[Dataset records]
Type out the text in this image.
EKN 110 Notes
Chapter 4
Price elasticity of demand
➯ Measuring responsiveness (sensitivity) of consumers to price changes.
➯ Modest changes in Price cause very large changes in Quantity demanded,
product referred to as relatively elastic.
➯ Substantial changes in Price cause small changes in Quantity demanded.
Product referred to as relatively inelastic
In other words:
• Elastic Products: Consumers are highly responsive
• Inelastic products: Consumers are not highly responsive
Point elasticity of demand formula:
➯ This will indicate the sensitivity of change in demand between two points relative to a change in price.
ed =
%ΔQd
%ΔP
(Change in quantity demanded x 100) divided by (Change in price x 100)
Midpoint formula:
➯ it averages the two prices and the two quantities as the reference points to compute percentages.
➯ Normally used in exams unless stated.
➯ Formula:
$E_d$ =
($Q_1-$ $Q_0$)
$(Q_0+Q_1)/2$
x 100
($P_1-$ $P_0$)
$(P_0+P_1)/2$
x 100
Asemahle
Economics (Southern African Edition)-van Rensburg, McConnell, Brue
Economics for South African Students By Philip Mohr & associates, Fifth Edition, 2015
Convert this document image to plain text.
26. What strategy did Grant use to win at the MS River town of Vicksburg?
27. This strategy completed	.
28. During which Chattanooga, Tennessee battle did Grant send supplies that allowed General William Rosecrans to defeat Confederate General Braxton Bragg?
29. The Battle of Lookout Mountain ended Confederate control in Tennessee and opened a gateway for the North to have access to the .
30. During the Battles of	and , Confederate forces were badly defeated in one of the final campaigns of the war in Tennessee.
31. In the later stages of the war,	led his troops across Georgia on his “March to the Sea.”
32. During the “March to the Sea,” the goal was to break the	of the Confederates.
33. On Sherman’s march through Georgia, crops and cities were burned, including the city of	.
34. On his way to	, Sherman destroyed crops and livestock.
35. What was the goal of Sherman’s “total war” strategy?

OBJECTIVE — Give again only the lines of the material above that run from the one with "Convert this document image to plain text." through the end, both included, exactly as they appear.

EXERCISE OUTPUT —
Convert this document image to plain text.
26. What strategy did Grant use to win at the MS River town of Vicksburg?
27. This strategy completed	.
28. During which Chattanooga, Tennessee battle did Grant send supplies that allowed General William Rosecrans to defeat Confederate General Braxton Bragg?
29. The Battle of Lookout Mountain ended Confederate control in Tennessee and opened a gateway for the North to have access to the .
30. During the Battles of	and , Confederate forces were badly defeated in one of the final campaigns of the war in Tennessee.
31. In the later stages of the war,	led his troops across Georgia on his “March to the Sea.”
32. During the “March to the Sea,” the goal was to break the	of the Confederates.
33. On Sherman’s march through Georgia, crops and cities were burned, including the city of	.
34. On his way to	, Sherman destroyed crops and livestock.
35. What was the goal of Sherman’s “total war” strategy?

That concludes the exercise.